▸ PROBLEM DETAILS
Take each line containing "scan" and report it exactly as written.

▸ DATA PROVIDED
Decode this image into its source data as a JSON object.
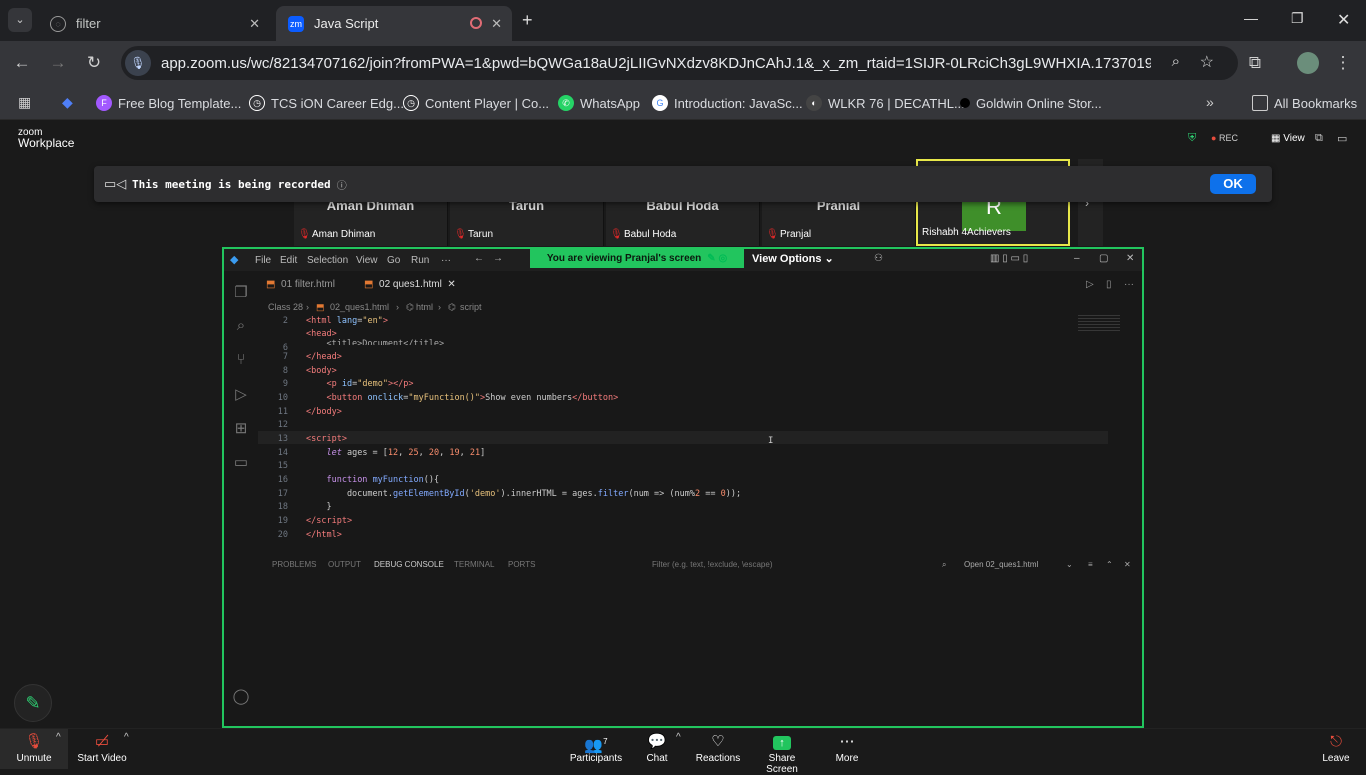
{
  "browser": {
    "tabs": [
      {
        "title": "filter",
        "active": false
      },
      {
        "title": "Java Script",
        "active": true
      }
    ],
    "url": "app.zoom.us/wc/82134707162/join?fromPWA=1&pwd=bQWGa18aU2jLIIGvNXdzv8KDJnCAhJ.1&_x_zm_rtaid=1SIJR-0LRciCh3gL9WHXIA.1737019382167.adc3a...",
    "bookmarks": [
      "Free Blog Template...",
      "TCS iON Career Edg...",
      "Content Player | Co...",
      "WhatsApp",
      "Introduction: JavaSc...",
      "WLKR 76 | DECATHL...",
      "Goldwin Online Stor..."
    ],
    "all_bookmarks": "All Bookmarks"
  },
  "zoom": {
    "logo_top": "zoom",
    "logo_bottom": "Workplace",
    "rec_label": "REC",
    "view_label": "View",
    "banner_text": "This meeting is being recorded",
    "ok_label": "OK",
    "participants": [
      {
        "name": "Aman Dhiman",
        "top": "Aman Dhiman"
      },
      {
        "name": "Tarun",
        "top": "Tarun"
      },
      {
        "name": "Babul Hoda",
        "top": "Babul Hoda"
      },
      {
        "name": "Pranjal",
        "top": "Pranjal"
      },
      {
        "name": "Rishabh 4Achievers",
        "top": "R"
      }
    ],
    "viewing_text": "You are viewing  Pranjal's screen",
    "view_options": "View Options",
    "controls": {
      "unmute": "Unmute",
      "start_video": "Start Video",
      "participants": "Participants",
      "participants_count": "7",
      "chat": "Chat",
      "reactions": "Reactions",
      "share_screen": "Share Screen",
      "more": "More",
      "leave": "Leave"
    }
  },
  "vscode": {
    "menu": [
      "File",
      "Edit",
      "Selection",
      "View",
      "Go",
      "Run",
      "···"
    ],
    "tabs": [
      "01 filter.html",
      "02 ques1.html"
    ],
    "breadcrumb": [
      "Class 28",
      "02_ques1.html",
      "html",
      "script"
    ],
    "line_numbers": [
      "2",
      "6",
      "7",
      "8",
      "9",
      "10",
      "11",
      "12",
      "13",
      "14",
      "15",
      "16",
      "17",
      "18",
      "19",
      "20"
    ],
    "panel_tabs": [
      "PROBLEMS",
      "OUTPUT",
      "DEBUG CONSOLE",
      "TERMINAL",
      "PORTS"
    ],
    "panel_filter": "Filter (e.g. text, !exclude, \\escape)",
    "panel_open": "Open 02_ques1.html"
  }
}
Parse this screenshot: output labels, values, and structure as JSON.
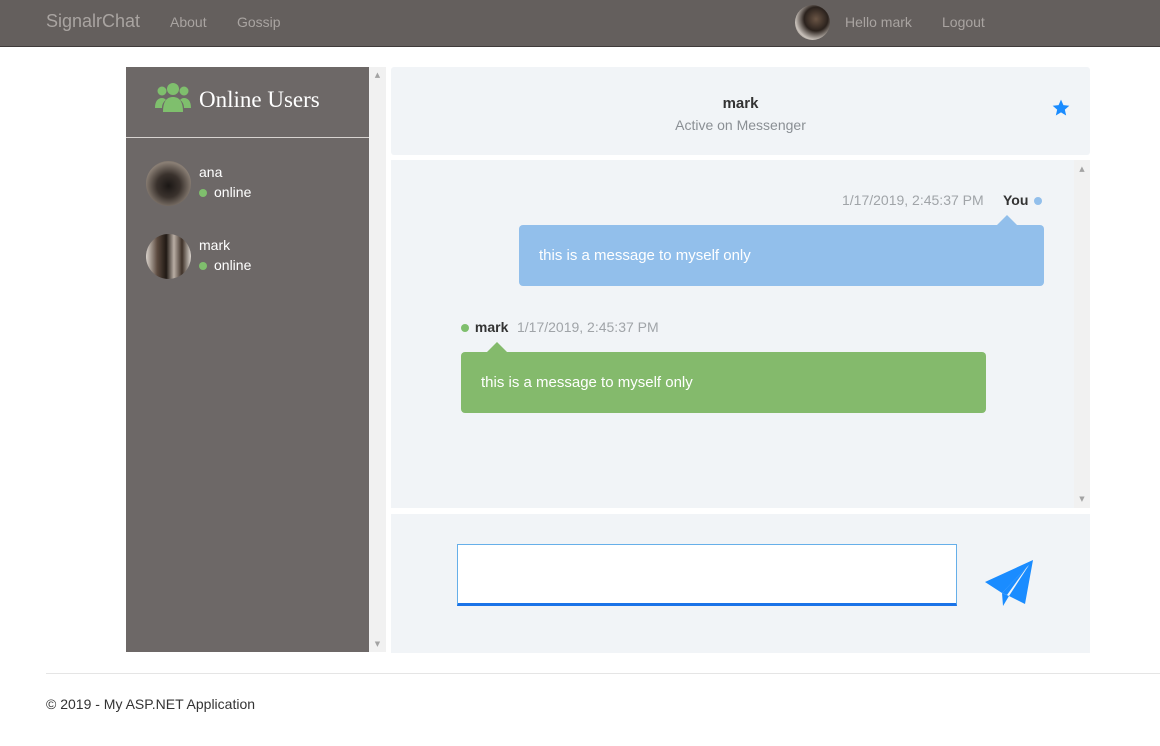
{
  "navbar": {
    "brand": "SignalrChat",
    "links": [
      "About",
      "Gossip"
    ],
    "greeting": "Hello mark",
    "logout": "Logout"
  },
  "sidebar": {
    "title": "Online Users",
    "icon": "users-icon",
    "users": [
      {
        "name": "ana",
        "status": "online"
      },
      {
        "name": "mark",
        "status": "online"
      }
    ]
  },
  "chat": {
    "contact_name": "mark",
    "contact_subtitle": "Active on Messenger",
    "messages": [
      {
        "author": "You",
        "timestamp": "1/17/2019, 2:45:37 PM",
        "text": "this is a message to myself only"
      },
      {
        "author": "mark",
        "timestamp": "1/17/2019, 2:45:37 PM",
        "text": "this is a message to myself only"
      }
    ],
    "input_value": ""
  },
  "footer": {
    "text": "© 2019 - My ASP.NET Application"
  },
  "colors": {
    "navbar": "#645f5d",
    "sidebar": "#6d6867",
    "online": "#7fbf6d",
    "mine_bubble": "#92bfeb",
    "theirs_bubble": "#84ba6c",
    "accent": "#1a8cff"
  }
}
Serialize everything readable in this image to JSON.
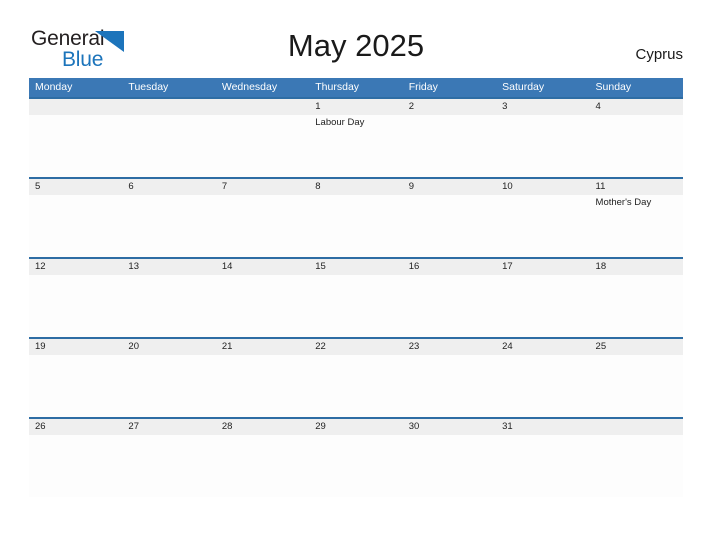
{
  "brand": {
    "word_one": "General",
    "word_two": "Blue",
    "triangle_icon": "triangle-icon",
    "color_dark": "#231f20",
    "color_blue": "#1c74bb"
  },
  "header": {
    "title": "May 2025",
    "region": "Cyprus"
  },
  "theme": {
    "header_bar": "#3b78b5",
    "row_rule": "#2e6da4",
    "date_band": "#efefef",
    "page_background": "#ffffff",
    "text": "#222222"
  },
  "calendar": {
    "day_headers": [
      "Monday",
      "Tuesday",
      "Wednesday",
      "Thursday",
      "Friday",
      "Saturday",
      "Sunday"
    ],
    "weeks": [
      {
        "days": [
          {
            "num": "",
            "event": ""
          },
          {
            "num": "",
            "event": ""
          },
          {
            "num": "",
            "event": ""
          },
          {
            "num": "1",
            "event": "Labour Day"
          },
          {
            "num": "2",
            "event": ""
          },
          {
            "num": "3",
            "event": ""
          },
          {
            "num": "4",
            "event": ""
          }
        ]
      },
      {
        "days": [
          {
            "num": "5",
            "event": ""
          },
          {
            "num": "6",
            "event": ""
          },
          {
            "num": "7",
            "event": ""
          },
          {
            "num": "8",
            "event": ""
          },
          {
            "num": "9",
            "event": ""
          },
          {
            "num": "10",
            "event": ""
          },
          {
            "num": "11",
            "event": "Mother's Day"
          }
        ]
      },
      {
        "days": [
          {
            "num": "12",
            "event": ""
          },
          {
            "num": "13",
            "event": ""
          },
          {
            "num": "14",
            "event": ""
          },
          {
            "num": "15",
            "event": ""
          },
          {
            "num": "16",
            "event": ""
          },
          {
            "num": "17",
            "event": ""
          },
          {
            "num": "18",
            "event": ""
          }
        ]
      },
      {
        "days": [
          {
            "num": "19",
            "event": ""
          },
          {
            "num": "20",
            "event": ""
          },
          {
            "num": "21",
            "event": ""
          },
          {
            "num": "22",
            "event": ""
          },
          {
            "num": "23",
            "event": ""
          },
          {
            "num": "24",
            "event": ""
          },
          {
            "num": "25",
            "event": ""
          }
        ]
      },
      {
        "days": [
          {
            "num": "26",
            "event": ""
          },
          {
            "num": "27",
            "event": ""
          },
          {
            "num": "28",
            "event": ""
          },
          {
            "num": "29",
            "event": ""
          },
          {
            "num": "30",
            "event": ""
          },
          {
            "num": "31",
            "event": ""
          },
          {
            "num": "",
            "event": ""
          }
        ]
      }
    ]
  }
}
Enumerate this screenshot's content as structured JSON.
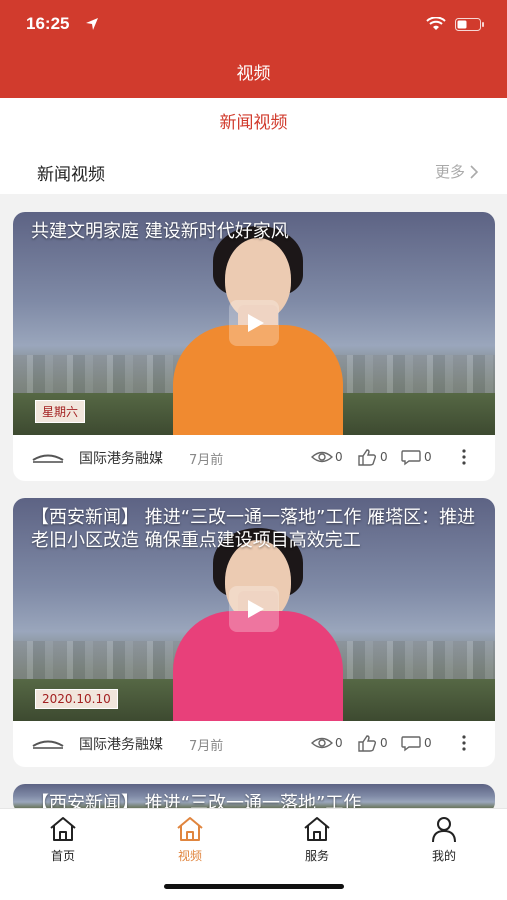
{
  "status": {
    "time": "16:25"
  },
  "navbar": {
    "title": "视频"
  },
  "subtab": {
    "label": "新闻视频"
  },
  "section": {
    "title": "新闻视频",
    "more": "更多"
  },
  "cards": [
    {
      "headline": "共建文明家庭 建设新时代好家风",
      "tag": "星期六",
      "source": "国际港务融媒",
      "time": "7月前",
      "views": "0",
      "likes": "0",
      "comments": "0",
      "outfit_color": "#f08a30"
    },
    {
      "headline": "【西安新闻】 推进“三改一通一落地”工作 雁塔区：推进老旧小区改造 确保重点建设项目高效完工",
      "tag": "2020.10.10",
      "source": "国际港务融媒",
      "time": "7月前",
      "views": "0",
      "likes": "0",
      "comments": "0",
      "outfit_color": "#e8407a"
    },
    {
      "headline": "【西安新闻】 推进“三改一通一落地”工作"
    }
  ],
  "tabbar": [
    {
      "label": "首页",
      "icon": "home-icon"
    },
    {
      "label": "视频",
      "icon": "video-home-icon",
      "active": true
    },
    {
      "label": "服务",
      "icon": "service-home-icon"
    },
    {
      "label": "我的",
      "icon": "user-icon"
    }
  ],
  "colors": {
    "brand_red": "#d13b2d",
    "active_tab": "#e0853e"
  }
}
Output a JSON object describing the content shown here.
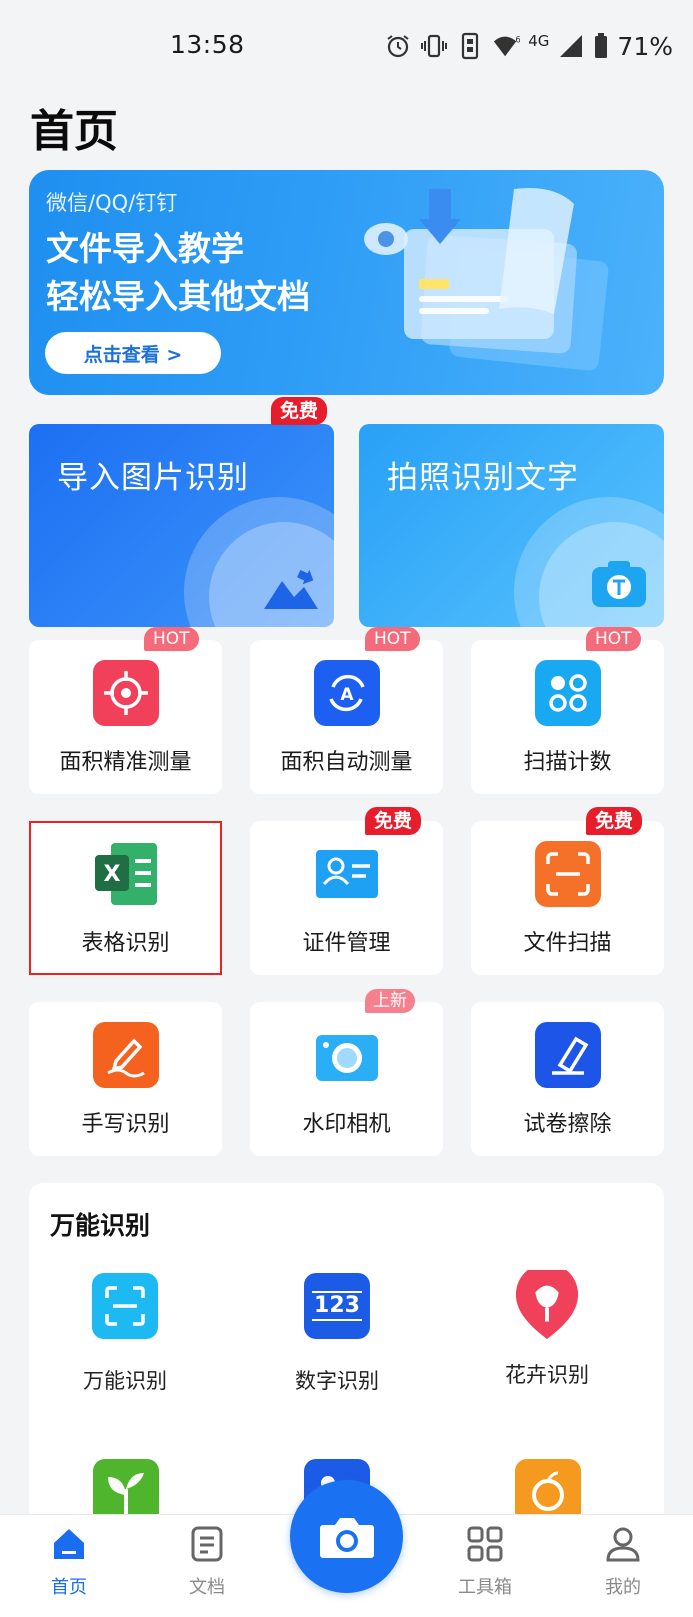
{
  "status_bar": {
    "time": "13:58",
    "network": "4G",
    "battery": "71%"
  },
  "page": {
    "title": "首页"
  },
  "banner": {
    "subtitle": "微信/QQ/钉钉",
    "line1": "文件导入教学",
    "line2": "轻松导入其他文档",
    "button": "点击查看 >"
  },
  "big_cards": [
    {
      "label": "导入图片识别",
      "badge": "免费"
    },
    {
      "label": "拍照识别文字"
    }
  ],
  "tools": [
    {
      "label": "面积精准测量",
      "badge": "HOT",
      "icon": "target-icon",
      "color": "#f0405a"
    },
    {
      "label": "面积自动测量",
      "badge": "HOT",
      "icon": "auto-measure-icon",
      "color": "#1d5ff0"
    },
    {
      "label": "扫描计数",
      "badge": "HOT",
      "icon": "count-icon",
      "color": "#19a8f2"
    },
    {
      "label": "表格识别",
      "icon": "excel-icon",
      "color": "#21a366"
    },
    {
      "label": "证件管理",
      "badge": "免费",
      "icon": "id-card-icon",
      "color": "#1ea0f5"
    },
    {
      "label": "文件扫描",
      "badge": "免费",
      "icon": "file-scan-icon",
      "color": "#f5712a"
    },
    {
      "label": "手写识别",
      "icon": "handwriting-icon",
      "color": "#f5621f"
    },
    {
      "label": "水印相机",
      "badge": "上新",
      "icon": "watermark-camera-icon",
      "color": "#2aaef5"
    },
    {
      "label": "试卷擦除",
      "icon": "eraser-icon",
      "color": "#1d55e8"
    }
  ],
  "section": {
    "title": "万能识别",
    "items": [
      {
        "label": "万能识别",
        "icon": "scan-frame-icon"
      },
      {
        "label": "数字识别",
        "icon": "number-icon",
        "text": "123"
      },
      {
        "label": "花卉识别",
        "icon": "flower-icon"
      }
    ]
  },
  "nav": [
    {
      "label": "首页",
      "icon": "home-icon",
      "active": true
    },
    {
      "label": "文档",
      "icon": "document-icon"
    },
    {
      "label": "工具箱",
      "icon": "toolbox-icon"
    },
    {
      "label": "我的",
      "icon": "profile-icon"
    }
  ],
  "colors": {
    "brand": "#1a72f2",
    "free_badge": "#e81d2b",
    "hot_badge": "#f46b7c"
  }
}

▸ THE RESPONSE
      "icon": "file-scan-icon",
        "icon": "scan-frame-icon"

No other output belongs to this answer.